──────── SUPPLIED MATERIAL ────────
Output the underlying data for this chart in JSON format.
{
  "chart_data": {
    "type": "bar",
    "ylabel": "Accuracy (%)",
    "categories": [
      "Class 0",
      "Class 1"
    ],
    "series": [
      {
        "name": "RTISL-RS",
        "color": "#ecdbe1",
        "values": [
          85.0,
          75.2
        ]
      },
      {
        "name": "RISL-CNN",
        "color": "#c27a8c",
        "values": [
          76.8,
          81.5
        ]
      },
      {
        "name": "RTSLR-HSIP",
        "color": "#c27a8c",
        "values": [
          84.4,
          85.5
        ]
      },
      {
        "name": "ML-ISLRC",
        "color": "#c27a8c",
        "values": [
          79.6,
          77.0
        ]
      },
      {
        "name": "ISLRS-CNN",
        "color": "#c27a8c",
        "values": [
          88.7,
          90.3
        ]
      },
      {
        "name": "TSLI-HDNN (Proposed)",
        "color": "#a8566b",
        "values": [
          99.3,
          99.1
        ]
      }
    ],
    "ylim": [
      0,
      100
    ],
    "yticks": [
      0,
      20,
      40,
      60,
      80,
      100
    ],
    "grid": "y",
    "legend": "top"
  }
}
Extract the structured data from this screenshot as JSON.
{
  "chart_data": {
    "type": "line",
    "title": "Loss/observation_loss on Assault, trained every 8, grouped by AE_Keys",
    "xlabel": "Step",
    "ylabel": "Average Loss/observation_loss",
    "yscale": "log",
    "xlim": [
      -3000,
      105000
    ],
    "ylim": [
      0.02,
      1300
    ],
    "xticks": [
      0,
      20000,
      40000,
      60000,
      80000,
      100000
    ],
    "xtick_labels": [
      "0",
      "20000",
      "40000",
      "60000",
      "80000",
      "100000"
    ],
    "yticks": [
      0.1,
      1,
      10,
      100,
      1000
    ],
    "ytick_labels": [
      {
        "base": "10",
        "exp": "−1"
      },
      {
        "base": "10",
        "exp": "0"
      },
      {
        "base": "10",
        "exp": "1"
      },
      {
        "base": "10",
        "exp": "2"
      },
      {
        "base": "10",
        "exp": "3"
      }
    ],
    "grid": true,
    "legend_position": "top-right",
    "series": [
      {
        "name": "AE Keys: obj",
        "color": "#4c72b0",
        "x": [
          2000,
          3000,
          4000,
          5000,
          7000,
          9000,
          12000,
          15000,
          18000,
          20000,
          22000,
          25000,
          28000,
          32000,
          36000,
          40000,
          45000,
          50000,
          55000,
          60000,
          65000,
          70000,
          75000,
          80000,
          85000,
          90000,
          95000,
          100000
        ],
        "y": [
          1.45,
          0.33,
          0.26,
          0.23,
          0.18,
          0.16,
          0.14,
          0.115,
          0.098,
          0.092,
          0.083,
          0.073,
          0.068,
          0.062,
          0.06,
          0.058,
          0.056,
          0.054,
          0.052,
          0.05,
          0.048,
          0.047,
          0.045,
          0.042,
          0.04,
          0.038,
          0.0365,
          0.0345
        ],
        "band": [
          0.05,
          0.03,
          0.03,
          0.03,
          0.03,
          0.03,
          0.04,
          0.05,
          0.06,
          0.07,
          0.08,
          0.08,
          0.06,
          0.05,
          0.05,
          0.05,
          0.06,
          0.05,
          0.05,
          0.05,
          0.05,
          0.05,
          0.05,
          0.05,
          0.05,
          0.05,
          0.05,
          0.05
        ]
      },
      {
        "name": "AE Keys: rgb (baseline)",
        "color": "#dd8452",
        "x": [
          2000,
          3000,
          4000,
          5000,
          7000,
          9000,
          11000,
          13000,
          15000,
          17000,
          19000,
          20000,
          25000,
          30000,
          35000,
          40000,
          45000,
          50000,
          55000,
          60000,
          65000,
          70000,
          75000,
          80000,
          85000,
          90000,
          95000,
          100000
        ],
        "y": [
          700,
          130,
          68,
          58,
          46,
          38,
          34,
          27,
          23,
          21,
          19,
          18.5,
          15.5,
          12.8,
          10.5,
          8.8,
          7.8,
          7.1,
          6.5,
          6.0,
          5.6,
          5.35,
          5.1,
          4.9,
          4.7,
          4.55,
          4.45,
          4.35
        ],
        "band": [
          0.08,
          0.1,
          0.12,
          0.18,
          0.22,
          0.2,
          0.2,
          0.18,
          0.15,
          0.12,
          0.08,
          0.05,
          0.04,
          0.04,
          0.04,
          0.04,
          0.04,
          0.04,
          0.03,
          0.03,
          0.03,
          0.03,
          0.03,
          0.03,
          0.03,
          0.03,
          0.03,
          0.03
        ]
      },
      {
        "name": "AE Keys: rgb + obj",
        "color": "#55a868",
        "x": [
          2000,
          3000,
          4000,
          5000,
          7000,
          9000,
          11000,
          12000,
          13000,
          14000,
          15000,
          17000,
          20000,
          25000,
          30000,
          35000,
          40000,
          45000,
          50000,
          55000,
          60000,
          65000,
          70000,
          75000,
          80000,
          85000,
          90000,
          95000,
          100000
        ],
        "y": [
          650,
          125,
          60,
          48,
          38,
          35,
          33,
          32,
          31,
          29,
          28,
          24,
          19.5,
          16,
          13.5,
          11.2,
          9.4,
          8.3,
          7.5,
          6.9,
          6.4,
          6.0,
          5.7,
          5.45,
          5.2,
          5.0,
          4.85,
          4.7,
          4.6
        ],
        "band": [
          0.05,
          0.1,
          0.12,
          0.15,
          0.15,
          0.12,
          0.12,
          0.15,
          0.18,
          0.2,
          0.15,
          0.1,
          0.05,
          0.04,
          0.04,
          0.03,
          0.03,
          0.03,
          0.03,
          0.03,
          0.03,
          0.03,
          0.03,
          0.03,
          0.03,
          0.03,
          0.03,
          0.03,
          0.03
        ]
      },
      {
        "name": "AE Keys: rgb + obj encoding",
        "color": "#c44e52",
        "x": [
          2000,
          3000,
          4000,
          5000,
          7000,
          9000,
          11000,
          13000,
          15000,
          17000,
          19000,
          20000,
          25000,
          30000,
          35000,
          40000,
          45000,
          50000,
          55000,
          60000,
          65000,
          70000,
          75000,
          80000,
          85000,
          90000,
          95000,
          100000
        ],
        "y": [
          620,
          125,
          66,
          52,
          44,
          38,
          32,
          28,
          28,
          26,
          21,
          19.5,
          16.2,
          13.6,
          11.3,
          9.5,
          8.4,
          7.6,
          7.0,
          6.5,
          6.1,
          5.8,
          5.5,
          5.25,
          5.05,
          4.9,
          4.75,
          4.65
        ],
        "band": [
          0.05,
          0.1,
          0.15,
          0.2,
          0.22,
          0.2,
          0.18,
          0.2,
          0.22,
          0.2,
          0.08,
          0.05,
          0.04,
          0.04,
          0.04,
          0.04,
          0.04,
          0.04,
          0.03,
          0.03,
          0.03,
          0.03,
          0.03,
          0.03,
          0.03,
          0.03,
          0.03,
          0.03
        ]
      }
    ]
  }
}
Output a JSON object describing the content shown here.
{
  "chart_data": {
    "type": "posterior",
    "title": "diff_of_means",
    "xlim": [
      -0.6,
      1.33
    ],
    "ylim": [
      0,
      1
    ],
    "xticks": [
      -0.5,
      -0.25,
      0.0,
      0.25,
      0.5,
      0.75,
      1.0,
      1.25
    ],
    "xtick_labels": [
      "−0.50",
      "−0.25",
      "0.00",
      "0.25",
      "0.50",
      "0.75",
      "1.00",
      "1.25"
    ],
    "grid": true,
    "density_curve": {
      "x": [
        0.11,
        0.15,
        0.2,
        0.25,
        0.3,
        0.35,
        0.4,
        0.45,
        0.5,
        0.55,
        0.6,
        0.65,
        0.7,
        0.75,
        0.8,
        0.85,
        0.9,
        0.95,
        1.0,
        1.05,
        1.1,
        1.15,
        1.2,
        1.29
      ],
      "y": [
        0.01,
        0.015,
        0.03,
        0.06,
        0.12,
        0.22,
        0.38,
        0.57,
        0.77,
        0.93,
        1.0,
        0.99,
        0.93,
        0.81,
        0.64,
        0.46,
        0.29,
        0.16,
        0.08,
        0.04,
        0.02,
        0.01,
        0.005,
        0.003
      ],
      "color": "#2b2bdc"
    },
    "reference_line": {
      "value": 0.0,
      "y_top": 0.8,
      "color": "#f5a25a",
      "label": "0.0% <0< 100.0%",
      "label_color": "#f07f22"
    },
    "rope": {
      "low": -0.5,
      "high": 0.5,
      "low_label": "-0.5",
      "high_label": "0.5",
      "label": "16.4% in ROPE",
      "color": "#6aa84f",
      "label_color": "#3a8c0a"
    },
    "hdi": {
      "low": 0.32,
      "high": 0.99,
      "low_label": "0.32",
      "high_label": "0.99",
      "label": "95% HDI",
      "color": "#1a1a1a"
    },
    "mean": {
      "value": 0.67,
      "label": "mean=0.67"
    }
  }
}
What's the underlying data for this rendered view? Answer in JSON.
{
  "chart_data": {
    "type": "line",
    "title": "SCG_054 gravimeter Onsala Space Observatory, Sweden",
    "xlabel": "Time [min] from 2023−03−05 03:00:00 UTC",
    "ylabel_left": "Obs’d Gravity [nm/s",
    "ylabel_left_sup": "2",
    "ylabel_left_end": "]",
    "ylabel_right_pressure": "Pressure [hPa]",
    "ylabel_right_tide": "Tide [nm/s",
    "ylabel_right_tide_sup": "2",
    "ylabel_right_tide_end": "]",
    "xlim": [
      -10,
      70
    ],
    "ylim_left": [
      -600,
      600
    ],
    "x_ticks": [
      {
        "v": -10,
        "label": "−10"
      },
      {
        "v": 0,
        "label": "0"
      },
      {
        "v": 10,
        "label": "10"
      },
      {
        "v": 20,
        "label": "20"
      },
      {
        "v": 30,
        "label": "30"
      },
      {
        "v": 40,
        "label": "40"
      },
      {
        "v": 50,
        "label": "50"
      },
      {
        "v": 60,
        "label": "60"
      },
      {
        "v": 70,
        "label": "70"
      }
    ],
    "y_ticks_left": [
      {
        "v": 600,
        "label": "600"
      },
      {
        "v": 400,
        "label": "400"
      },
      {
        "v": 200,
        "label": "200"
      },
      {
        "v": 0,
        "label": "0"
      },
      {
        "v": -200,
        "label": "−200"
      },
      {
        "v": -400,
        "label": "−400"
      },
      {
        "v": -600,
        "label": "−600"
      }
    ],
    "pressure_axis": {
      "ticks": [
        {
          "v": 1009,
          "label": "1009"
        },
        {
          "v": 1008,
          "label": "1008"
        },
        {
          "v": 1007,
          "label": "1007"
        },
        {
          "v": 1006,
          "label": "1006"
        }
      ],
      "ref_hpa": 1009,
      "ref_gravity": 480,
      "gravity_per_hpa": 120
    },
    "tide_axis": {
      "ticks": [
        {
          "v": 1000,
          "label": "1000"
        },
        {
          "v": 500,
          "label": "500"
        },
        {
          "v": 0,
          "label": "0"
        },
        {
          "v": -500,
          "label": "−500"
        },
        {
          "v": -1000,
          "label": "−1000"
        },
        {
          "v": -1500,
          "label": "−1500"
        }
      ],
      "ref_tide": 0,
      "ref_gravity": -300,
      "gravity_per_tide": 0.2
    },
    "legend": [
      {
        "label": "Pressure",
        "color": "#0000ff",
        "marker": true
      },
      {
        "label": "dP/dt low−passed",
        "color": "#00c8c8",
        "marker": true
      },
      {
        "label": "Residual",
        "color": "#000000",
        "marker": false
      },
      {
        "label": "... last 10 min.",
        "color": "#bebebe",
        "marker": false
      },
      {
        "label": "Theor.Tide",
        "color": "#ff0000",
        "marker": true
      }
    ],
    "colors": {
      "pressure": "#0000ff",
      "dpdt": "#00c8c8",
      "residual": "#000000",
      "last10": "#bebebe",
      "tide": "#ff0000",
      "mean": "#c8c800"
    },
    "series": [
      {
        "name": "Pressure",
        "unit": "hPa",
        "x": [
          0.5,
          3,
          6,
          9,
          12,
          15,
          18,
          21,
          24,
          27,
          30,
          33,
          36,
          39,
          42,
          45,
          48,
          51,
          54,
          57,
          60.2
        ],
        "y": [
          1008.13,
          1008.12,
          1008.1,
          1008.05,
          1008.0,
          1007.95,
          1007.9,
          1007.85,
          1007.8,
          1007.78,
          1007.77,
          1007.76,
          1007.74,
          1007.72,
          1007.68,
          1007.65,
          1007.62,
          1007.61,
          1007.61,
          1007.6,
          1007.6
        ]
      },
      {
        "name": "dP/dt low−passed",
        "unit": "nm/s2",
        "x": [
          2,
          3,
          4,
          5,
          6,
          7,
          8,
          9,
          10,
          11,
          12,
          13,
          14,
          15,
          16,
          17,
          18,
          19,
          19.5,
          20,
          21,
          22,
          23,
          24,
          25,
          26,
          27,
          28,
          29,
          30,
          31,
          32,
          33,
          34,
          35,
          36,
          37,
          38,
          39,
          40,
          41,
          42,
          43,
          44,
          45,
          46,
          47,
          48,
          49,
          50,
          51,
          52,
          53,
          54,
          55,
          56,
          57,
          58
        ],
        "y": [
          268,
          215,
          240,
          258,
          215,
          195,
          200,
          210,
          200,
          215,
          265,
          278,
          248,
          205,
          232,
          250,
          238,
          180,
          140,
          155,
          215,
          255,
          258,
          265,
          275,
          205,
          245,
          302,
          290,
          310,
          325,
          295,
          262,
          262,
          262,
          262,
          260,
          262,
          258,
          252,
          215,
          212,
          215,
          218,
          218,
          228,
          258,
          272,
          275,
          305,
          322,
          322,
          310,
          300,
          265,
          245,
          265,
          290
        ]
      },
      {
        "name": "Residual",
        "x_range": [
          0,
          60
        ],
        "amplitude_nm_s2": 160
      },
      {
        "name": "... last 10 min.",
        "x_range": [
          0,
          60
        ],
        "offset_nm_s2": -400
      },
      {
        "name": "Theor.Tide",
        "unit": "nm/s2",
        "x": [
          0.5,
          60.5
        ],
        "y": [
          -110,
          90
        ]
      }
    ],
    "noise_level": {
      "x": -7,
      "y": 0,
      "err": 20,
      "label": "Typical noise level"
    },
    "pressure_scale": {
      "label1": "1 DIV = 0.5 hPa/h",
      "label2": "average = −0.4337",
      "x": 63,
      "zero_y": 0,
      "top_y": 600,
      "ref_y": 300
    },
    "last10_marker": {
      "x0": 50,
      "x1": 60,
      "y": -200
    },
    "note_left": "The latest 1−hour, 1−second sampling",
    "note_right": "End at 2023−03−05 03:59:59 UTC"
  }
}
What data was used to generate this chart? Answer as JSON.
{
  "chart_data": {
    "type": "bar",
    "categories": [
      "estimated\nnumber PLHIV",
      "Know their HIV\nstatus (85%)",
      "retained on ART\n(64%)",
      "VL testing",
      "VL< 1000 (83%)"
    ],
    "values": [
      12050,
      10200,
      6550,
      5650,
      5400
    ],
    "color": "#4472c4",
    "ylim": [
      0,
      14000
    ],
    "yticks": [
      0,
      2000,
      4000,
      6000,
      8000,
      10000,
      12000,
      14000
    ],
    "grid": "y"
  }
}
────────
§ PROBLEM REQUIREMENTS
Return exactly the lines from the line bearing "What data was" to the end of the records, inclusive of both; include no other lines.

§ REPLY
What data was used to generate this chart? Answer as JSON.
{
  "chart_data": {
    "type": "bar",
    "categories": [
      "estimated\nnumber PLHIV",
      "Know their HIV\nstatus (85%)",
      "retained on ART\n(64%)",
      "VL testing",
      "VL< 1000 (83%)"
    ],
    "values": [
      12050,
      10200,
      6550,
      5650,
      5400
    ],
    "color": "#4472c4",
    "ylim": [
      0,
      14000
    ],
    "yticks": [
      0,
      2000,
      4000,
      6000,
      8000,
      10000,
      12000,
      14000
    ],
    "grid": "y"
  }
}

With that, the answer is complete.